----- TEXT PROVIDED -----

A Day at NASA Dryden Research Center (#NASASocial) Part 4): A Palmdale Trifecta

Each of the past three Wednesdays, we’ve focused on writing about Doug’s experience at the NASA Social event held at NASA’s Dryden Flight Research Center (DFRC) on May 4th. Here are the links to those previous posts:

May 9: A Day at NASA Dryden Research Center (NASASocial)

May 16: A is for Aeronautics

May 23: Of U-2s, Zombies, X-48s, and YO-3s, Or Why There’s So Much Fun at the Other End of the Alphabet

Joe Davies Heritage Airpark

Never one to waste an aviation-related opportunity, Doug wrapped up the #DrydenSocial event by spending the next day visiting some of the other aviation attractions in the area. Palmdale, about thirty miles southwest of the Dryden/Edwards Air Force Base complex, has a rich aviation history of its own.

----- SOURCE INFORMATION -----

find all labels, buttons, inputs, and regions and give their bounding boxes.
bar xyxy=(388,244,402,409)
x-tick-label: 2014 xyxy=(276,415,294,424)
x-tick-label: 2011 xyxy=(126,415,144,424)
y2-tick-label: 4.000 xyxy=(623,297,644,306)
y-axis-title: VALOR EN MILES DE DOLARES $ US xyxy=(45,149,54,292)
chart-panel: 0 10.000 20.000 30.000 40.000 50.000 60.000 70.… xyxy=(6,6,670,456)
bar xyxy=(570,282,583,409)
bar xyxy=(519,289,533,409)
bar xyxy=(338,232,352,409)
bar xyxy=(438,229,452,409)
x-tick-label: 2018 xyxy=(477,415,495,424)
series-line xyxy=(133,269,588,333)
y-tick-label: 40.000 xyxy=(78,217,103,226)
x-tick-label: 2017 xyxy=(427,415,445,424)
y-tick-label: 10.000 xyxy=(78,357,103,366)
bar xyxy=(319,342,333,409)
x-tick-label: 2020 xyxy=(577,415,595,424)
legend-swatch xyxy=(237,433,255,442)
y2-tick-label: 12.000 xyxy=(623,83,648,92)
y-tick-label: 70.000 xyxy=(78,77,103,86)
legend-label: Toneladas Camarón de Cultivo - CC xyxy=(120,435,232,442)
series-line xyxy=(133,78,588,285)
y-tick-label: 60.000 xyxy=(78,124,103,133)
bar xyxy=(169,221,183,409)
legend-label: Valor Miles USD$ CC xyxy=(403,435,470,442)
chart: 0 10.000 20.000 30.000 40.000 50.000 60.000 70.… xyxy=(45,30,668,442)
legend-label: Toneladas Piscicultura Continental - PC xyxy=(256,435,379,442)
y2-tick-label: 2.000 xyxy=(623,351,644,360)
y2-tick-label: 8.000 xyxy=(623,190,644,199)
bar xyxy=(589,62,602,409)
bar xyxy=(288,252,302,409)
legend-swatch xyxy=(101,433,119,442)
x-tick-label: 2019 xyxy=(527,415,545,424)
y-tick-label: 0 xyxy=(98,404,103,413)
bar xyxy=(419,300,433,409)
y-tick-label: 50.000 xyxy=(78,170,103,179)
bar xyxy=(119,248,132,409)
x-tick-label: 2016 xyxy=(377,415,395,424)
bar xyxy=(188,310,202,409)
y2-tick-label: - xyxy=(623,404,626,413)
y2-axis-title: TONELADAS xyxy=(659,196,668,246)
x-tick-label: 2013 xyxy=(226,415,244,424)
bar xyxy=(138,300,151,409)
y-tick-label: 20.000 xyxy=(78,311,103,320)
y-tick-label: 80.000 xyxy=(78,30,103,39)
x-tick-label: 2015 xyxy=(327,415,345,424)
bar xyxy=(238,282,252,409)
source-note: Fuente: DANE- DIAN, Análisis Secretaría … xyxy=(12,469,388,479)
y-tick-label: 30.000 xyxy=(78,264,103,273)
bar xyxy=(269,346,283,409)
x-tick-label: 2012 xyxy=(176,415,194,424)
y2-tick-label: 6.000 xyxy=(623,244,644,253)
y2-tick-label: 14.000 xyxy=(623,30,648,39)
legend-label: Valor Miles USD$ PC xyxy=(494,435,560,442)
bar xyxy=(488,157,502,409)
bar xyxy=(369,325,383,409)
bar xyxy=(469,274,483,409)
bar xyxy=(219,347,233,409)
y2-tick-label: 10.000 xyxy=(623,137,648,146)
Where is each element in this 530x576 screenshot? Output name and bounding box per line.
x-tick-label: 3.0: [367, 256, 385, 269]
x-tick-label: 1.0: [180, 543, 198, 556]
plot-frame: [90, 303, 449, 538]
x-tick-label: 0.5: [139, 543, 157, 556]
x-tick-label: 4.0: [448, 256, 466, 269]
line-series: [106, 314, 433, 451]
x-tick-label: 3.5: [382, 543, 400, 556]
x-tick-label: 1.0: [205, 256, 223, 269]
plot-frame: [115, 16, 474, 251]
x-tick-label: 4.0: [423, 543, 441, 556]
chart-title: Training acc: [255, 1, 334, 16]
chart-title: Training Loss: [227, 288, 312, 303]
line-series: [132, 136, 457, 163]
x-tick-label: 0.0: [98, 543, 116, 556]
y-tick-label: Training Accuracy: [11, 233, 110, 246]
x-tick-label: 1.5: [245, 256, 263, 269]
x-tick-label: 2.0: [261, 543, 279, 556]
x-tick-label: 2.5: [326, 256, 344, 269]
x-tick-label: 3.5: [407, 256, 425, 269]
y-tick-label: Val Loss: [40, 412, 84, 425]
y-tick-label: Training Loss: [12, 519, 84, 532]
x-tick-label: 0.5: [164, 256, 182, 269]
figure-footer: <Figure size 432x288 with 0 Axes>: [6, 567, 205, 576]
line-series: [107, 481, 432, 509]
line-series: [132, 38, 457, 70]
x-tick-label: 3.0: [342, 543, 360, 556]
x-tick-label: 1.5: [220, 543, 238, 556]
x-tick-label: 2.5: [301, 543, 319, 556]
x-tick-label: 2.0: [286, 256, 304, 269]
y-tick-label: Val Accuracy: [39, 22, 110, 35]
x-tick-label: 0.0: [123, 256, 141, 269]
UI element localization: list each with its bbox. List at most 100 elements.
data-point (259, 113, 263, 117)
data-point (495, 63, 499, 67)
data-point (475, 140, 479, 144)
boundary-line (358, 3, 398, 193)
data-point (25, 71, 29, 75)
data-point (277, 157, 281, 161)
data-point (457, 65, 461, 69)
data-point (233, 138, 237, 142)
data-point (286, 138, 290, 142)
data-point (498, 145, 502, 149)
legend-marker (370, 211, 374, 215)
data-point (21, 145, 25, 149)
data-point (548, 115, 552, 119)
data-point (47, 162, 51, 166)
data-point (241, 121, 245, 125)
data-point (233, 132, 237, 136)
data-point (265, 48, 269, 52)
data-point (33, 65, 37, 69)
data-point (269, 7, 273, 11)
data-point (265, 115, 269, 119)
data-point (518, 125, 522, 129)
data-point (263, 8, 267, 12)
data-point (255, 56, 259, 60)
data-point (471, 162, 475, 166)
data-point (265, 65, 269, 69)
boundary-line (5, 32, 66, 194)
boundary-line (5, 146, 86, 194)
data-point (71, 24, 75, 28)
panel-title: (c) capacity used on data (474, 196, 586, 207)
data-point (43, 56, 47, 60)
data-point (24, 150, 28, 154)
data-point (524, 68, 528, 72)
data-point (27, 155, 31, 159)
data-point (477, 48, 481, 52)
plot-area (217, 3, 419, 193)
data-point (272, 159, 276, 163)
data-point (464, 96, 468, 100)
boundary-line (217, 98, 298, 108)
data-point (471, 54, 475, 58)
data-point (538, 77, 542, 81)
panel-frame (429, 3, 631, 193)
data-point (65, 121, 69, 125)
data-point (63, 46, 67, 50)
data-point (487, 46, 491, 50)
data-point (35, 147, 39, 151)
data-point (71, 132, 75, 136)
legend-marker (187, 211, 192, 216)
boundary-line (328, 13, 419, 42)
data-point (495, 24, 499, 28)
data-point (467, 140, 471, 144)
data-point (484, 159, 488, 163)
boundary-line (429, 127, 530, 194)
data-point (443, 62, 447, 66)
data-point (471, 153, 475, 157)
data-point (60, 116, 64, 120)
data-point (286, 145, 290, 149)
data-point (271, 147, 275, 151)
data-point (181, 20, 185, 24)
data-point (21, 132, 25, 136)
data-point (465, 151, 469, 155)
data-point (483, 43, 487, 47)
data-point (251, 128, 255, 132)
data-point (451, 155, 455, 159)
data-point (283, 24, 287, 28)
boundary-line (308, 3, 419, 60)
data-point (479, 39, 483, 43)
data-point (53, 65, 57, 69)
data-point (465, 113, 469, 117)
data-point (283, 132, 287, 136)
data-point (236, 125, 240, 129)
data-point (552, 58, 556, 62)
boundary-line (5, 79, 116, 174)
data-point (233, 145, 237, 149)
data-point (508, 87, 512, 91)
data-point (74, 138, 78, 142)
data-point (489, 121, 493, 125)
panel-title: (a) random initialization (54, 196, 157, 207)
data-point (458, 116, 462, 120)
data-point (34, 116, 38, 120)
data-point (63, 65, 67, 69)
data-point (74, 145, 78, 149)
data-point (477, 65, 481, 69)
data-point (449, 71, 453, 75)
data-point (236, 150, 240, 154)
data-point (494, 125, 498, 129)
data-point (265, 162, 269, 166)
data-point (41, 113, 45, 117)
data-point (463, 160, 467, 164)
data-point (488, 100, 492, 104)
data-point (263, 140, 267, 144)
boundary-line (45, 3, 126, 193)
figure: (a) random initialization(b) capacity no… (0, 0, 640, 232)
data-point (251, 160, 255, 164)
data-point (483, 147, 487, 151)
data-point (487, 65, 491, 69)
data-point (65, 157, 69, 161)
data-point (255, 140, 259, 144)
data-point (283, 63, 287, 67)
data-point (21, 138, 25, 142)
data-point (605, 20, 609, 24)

-----

- [TASK TO CARRY OUT] Using the NASA Dryden post, please explain in one to three sentences why Doug spent the day after the #DrydenSocial event visiting other aviation attractions in the area.

- [REPLY TO THE EXERCISE] Doug was never one to waste an aviation-related opportunity. Palmdale, about thirty miles southwest of the Dryden/Edwards Air Force Base complex, has a rich aviation history of its own.